## Problems to solve
1) Translate this sentence from the passage on performance licensing into Spanish: "The SWSA allowed SoundExchange to negotiate licenses directly with small webcasters."
2) According to the passage on performance licensing, why were rates negotiated under the SWSA not to be regarded as benchmarks in future CRB proceedings? Answer in one to three sentences.
3) Please copy the passage on performance licensing word for word from "Pursuant to calls" to "any future CRB proceedings.".

## Page text
■ ■ ■

As it did in the past, Congress continues to address problems surrounding performance licensing in a piecemeal fashion. Bills have been introduced in both houses to rectify the perceived injustices of the webcaster rate proceedings, introduce platform parity and require over-the-air radio to pay a performance license. While most of these bills would go some way in improving the current morass, they do not go far enough. In addition, one of them threatens to erode consumer rights in the name of introducing platform parity.

Small Webcaster Settlement Act

Pursuant to calls by small commercial webcasters to set aside the Webcaster I ruling, Congress passed the Small Commercial Webcasters Settlement Act of 2002 (SWSA). The SWSA allowed SoundExchange to negotiate licenses directly with small webcasters. However, the SWSA specified that rates negotiated under the Act were a compromise that did not represent an actual market place transaction. As a result they were not to be regarded as benchmarks in any future CRB proceedings.

■ ■ ■

Dataset entries:
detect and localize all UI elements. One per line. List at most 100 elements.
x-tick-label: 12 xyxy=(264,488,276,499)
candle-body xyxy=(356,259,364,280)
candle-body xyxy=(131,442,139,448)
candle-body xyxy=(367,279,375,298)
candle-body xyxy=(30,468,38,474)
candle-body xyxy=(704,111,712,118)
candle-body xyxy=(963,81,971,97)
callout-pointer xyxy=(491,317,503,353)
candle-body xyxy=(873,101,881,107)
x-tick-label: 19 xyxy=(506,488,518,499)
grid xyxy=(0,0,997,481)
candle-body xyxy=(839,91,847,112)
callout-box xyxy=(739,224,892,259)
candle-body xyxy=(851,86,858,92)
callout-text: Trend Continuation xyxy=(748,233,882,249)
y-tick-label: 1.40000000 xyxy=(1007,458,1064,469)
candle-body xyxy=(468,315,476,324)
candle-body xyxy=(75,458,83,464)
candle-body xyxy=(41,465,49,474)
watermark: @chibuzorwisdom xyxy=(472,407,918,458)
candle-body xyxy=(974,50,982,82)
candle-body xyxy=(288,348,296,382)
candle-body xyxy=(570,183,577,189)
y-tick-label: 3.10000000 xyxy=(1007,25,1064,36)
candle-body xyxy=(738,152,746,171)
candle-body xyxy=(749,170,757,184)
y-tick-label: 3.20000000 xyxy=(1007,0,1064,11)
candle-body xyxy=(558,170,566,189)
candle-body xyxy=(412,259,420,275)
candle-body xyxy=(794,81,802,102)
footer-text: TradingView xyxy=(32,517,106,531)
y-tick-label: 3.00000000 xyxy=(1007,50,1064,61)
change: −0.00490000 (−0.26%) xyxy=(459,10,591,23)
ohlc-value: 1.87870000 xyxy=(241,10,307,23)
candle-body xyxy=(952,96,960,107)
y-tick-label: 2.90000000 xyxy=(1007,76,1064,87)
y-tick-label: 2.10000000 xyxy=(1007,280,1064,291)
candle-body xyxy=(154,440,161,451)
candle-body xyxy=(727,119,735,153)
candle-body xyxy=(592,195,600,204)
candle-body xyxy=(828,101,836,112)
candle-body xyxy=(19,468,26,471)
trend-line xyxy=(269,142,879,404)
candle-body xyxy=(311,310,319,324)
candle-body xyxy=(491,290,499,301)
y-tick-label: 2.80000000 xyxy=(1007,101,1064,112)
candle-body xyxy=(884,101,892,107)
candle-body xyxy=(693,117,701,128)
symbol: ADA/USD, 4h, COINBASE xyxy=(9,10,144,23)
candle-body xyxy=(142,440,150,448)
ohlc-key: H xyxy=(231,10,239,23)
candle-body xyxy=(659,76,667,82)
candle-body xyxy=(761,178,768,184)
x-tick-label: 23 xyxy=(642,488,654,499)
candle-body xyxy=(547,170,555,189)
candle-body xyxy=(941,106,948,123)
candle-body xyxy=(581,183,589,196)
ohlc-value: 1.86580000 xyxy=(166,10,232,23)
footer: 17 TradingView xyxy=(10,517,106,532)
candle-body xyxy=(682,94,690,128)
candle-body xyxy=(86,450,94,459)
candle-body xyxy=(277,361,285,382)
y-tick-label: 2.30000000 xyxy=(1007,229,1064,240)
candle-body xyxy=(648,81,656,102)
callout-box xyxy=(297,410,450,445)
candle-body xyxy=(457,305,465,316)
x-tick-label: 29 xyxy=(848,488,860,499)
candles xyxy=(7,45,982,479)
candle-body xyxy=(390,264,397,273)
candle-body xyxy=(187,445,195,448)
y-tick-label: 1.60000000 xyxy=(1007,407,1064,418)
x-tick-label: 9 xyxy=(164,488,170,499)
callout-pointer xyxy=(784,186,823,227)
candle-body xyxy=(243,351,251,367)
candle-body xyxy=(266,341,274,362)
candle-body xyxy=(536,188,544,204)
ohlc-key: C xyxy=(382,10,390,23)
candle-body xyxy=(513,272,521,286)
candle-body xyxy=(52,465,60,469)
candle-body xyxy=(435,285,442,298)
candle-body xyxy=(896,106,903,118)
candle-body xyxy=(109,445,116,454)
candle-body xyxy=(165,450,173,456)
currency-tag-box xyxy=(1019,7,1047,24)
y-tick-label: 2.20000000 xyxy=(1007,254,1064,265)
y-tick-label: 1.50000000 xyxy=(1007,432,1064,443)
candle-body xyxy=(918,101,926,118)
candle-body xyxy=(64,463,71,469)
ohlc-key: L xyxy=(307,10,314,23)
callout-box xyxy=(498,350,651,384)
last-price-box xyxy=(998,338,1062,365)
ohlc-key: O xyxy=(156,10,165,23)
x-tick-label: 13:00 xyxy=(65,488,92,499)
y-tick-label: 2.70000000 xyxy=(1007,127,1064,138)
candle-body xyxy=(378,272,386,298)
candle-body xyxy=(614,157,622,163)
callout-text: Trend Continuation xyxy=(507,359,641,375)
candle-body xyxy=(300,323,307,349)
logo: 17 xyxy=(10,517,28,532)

■ ■ ■

## Responses to the tasks
1) La SWSA permitió a SoundExchange negociar licencias directamente con los pequeños webcasters.

2) The SWSA specified that the rates negotiated under it were a compromise that did not represent an actual marketplace transaction. For that reason, they were not to serve as benchmarks in later CRB proceedings.

3)
Pursuant to calls by small commercial webcasters to set aside the Webcaster I ruling, Congress passed the Small Commercial Webcasters Settlement Act of 2002 (SWSA). The SWSA allowed SoundExchange to negotiate licenses directly with small webcasters. However, the SWSA specified that rates negotiated under the Act were a compromise that did not represent an actual market place transaction. As a result they were not to be regarded as benchmarks in any future CRB proceedings.